Tight. Neon. Spandex. Our five rookie models, featured above on the tarmac as the Astros were boarding their flight to Philadelphia, include (left to right) Chris Johnson, Bud Norris, Tommy Manzella, Wilton Lopez and Sammy Gervacio.
(And seriously, thanks to the guys for being such good sports.)
Below: Norris on the left, Johnson on the right. They were posing for family and friends on their way to the bus.
Poor Manzella, fighting a nasty cold while wearing spandex and carrying around a Build-A-Bear. You’ll notice Carlos Lee in the background, laughing at the rookies as they walked by.
Lopez, making the best of the situation. He and Gervacio laughed through the whole process, while it took the others a little longer to loosen up and accept the fact that a little harmless public humiliation is just part of life as a rookie.
Jason Michaels takes a picture of three rookies while waiting in the security line.

▶ _EXERCISE DIRECTIONS_:
Continue the passage above about the Astros rookies in neon spandex, picking up after its final sentence.

▶ _DATA LISTING_:

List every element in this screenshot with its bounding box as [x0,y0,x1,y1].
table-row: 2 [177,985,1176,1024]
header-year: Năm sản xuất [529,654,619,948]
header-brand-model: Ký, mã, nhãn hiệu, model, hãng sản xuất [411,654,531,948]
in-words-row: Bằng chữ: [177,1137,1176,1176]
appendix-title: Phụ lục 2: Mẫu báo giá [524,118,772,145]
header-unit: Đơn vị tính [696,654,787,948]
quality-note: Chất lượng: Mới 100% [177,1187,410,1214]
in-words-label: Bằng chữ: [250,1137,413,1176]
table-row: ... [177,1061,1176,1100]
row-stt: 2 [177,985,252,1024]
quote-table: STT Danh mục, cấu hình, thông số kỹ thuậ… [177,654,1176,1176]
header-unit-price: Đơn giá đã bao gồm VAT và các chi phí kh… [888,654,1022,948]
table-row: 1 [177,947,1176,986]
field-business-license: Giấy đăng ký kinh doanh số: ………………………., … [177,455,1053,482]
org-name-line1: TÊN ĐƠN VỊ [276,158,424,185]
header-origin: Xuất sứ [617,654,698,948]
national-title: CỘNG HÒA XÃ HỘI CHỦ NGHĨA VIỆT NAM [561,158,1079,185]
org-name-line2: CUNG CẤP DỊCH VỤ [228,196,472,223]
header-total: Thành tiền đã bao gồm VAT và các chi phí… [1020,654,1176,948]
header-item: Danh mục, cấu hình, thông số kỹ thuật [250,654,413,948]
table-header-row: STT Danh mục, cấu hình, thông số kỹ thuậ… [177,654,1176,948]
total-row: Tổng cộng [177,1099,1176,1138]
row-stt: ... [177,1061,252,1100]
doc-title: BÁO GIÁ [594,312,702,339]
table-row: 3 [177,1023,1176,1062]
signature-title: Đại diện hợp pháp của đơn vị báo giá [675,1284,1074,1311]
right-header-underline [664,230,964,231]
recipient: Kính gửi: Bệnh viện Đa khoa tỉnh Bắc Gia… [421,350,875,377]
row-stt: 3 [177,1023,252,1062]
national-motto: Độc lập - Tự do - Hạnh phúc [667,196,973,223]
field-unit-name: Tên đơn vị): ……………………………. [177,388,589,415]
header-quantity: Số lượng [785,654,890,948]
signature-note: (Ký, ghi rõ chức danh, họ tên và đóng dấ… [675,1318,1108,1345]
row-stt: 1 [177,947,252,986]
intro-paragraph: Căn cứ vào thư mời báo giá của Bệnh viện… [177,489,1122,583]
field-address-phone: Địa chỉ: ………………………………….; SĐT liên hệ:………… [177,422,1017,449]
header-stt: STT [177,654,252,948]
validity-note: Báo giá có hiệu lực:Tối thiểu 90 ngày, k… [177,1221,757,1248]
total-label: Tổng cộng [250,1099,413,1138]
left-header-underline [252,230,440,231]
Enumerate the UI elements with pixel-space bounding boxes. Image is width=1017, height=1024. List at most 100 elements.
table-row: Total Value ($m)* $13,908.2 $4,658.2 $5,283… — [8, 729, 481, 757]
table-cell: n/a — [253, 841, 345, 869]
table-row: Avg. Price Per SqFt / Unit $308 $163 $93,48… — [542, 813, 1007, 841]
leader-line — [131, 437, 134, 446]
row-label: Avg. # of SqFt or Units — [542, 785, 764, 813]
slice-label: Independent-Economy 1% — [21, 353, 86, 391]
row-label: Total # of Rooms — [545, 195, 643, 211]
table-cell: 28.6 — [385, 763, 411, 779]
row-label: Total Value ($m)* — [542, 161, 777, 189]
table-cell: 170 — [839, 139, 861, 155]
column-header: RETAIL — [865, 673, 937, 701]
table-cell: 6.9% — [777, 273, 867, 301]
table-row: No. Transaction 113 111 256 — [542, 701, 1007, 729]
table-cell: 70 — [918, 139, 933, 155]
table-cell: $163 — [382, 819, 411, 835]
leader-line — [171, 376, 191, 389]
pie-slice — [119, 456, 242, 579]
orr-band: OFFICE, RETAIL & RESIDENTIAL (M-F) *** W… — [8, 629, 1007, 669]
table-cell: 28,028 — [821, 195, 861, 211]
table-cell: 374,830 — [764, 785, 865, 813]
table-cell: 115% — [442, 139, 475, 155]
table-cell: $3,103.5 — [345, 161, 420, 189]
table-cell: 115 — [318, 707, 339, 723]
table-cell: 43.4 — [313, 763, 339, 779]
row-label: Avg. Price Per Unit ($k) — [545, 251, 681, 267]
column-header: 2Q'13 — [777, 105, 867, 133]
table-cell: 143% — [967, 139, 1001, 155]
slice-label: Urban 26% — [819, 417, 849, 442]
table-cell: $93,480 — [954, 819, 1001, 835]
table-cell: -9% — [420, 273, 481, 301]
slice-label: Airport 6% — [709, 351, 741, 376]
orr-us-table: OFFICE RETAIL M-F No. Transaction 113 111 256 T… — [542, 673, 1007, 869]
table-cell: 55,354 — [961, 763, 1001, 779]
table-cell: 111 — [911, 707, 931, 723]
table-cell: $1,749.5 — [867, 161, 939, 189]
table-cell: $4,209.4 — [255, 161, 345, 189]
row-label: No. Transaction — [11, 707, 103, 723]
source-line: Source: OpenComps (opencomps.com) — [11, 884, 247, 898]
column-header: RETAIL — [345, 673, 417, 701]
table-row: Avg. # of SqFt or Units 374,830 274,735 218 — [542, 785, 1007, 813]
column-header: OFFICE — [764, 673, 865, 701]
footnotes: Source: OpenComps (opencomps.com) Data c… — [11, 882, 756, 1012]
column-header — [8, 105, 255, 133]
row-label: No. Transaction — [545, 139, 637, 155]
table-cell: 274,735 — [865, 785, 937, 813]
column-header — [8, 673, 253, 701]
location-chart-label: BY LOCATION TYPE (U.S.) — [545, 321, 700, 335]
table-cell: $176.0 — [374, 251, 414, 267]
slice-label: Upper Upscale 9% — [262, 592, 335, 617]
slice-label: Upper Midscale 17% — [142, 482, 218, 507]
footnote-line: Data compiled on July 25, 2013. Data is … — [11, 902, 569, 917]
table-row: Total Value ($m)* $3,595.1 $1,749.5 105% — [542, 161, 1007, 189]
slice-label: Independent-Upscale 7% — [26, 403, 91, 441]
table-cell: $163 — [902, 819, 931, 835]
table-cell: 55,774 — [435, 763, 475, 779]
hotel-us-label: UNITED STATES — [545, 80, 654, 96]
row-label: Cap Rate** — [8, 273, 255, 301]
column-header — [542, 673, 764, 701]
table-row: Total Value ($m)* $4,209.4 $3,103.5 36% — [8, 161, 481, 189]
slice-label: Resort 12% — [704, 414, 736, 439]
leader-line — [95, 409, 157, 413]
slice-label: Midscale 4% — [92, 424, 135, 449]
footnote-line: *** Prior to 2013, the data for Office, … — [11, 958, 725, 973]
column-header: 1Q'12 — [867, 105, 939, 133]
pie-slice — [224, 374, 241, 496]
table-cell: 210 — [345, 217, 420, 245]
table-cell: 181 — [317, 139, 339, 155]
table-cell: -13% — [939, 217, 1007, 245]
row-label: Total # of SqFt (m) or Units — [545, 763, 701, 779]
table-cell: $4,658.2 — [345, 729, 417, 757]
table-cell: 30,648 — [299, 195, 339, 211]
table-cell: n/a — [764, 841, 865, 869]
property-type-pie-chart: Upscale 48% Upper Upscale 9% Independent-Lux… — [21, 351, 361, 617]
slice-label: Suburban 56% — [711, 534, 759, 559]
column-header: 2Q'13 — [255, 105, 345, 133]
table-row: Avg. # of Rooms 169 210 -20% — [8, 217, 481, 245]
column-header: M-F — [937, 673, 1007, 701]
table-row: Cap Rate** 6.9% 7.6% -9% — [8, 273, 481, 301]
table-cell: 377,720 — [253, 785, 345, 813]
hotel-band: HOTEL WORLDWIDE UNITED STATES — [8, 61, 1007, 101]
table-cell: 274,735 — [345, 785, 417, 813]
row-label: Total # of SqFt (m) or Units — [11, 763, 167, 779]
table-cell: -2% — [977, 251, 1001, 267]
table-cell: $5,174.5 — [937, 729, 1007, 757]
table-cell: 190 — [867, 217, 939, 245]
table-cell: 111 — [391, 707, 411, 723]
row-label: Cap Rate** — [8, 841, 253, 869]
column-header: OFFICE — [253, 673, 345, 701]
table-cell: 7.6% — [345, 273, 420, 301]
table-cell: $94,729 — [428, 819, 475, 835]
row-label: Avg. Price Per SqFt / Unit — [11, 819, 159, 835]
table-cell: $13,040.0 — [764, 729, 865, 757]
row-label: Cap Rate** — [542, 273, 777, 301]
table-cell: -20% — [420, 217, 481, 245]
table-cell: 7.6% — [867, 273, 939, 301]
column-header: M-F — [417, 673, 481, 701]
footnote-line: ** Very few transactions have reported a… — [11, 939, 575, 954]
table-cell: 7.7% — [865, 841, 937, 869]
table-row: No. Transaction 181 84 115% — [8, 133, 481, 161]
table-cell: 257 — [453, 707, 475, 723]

▶ _RESULT OF THIS EXERCISE_:
One more note on this topic: Rookies were also instructed to help out the flight attendants with serving the passengers. Picture, if you will, Sammy Gervacio approaching Ed Wade with, “Can I get you something to drink?”
On another topic, you’ve probably heard by now that at least 11 members of the Astros traveling party are suffering some kind of cold, flu or sinus problem. The only way to guarantee that list will grow is to put everyone on the same airplane for a three-hour trip to, say, Philadelphia. In that case, I expect the epidemic to get worse before it improves.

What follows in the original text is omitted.